» Problem to solve:
Select the lines of the records containing the word "this" and list them.
————————
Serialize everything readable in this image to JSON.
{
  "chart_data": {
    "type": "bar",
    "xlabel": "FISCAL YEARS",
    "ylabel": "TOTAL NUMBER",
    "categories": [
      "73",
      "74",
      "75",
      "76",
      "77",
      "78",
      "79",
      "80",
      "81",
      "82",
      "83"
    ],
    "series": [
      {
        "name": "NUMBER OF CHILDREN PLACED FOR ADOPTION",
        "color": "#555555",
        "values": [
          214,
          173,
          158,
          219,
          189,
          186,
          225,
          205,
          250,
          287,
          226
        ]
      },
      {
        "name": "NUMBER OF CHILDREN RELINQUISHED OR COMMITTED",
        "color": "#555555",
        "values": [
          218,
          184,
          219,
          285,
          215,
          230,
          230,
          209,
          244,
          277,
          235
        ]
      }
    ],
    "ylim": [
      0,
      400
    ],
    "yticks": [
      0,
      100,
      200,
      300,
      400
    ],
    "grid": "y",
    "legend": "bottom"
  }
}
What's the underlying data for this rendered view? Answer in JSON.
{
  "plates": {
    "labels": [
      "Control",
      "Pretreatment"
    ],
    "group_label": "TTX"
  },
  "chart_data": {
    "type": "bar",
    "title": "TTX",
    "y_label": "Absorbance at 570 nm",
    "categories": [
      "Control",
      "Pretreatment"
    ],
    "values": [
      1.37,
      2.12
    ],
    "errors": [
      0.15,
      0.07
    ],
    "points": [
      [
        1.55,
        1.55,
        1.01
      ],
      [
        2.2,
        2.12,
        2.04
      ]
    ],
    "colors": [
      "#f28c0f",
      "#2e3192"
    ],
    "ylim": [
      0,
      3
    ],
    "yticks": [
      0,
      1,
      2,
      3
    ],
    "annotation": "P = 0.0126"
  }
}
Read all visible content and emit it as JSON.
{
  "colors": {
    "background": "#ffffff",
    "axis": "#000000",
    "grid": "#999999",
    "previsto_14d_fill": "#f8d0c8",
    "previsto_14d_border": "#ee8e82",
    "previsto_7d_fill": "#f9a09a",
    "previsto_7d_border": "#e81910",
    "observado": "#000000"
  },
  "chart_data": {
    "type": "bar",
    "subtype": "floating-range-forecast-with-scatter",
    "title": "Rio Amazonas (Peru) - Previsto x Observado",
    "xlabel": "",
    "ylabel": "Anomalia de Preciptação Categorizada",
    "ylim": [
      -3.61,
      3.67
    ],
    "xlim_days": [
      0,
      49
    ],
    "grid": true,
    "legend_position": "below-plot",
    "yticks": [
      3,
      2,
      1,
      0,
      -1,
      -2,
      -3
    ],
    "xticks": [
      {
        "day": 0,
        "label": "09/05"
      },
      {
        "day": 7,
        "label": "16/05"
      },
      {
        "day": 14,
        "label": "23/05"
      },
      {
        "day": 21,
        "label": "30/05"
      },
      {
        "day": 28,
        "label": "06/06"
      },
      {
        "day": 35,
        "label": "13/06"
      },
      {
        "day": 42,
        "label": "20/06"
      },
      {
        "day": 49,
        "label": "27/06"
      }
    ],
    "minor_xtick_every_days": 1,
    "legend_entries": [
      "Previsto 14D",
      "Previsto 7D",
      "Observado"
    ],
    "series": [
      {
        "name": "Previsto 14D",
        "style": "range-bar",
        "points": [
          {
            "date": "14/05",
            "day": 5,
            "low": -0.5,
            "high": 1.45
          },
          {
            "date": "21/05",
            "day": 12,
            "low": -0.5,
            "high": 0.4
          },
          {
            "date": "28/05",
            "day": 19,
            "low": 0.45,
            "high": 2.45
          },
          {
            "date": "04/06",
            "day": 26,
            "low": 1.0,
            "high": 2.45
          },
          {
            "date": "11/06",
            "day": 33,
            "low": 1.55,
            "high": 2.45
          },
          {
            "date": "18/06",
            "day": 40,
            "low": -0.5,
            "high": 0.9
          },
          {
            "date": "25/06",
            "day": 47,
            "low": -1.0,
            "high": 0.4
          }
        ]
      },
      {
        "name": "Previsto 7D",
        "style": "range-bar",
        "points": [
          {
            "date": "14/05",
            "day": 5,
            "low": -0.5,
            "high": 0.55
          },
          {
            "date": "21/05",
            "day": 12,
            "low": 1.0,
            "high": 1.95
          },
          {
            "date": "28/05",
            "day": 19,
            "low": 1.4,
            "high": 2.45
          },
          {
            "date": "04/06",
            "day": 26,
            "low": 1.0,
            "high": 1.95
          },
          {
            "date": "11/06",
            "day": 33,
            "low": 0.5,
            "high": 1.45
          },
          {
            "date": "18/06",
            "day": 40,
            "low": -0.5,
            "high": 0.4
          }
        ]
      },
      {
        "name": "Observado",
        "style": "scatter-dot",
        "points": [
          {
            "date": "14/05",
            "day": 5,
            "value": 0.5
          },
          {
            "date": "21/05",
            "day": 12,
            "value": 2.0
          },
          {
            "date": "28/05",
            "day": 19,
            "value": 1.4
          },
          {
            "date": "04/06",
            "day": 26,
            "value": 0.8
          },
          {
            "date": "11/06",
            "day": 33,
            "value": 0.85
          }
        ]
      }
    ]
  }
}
————————
» Problem solution:
Serialize everything readable in this image to JSON.
What's the underlying data for this rendered view? Answer in JSON.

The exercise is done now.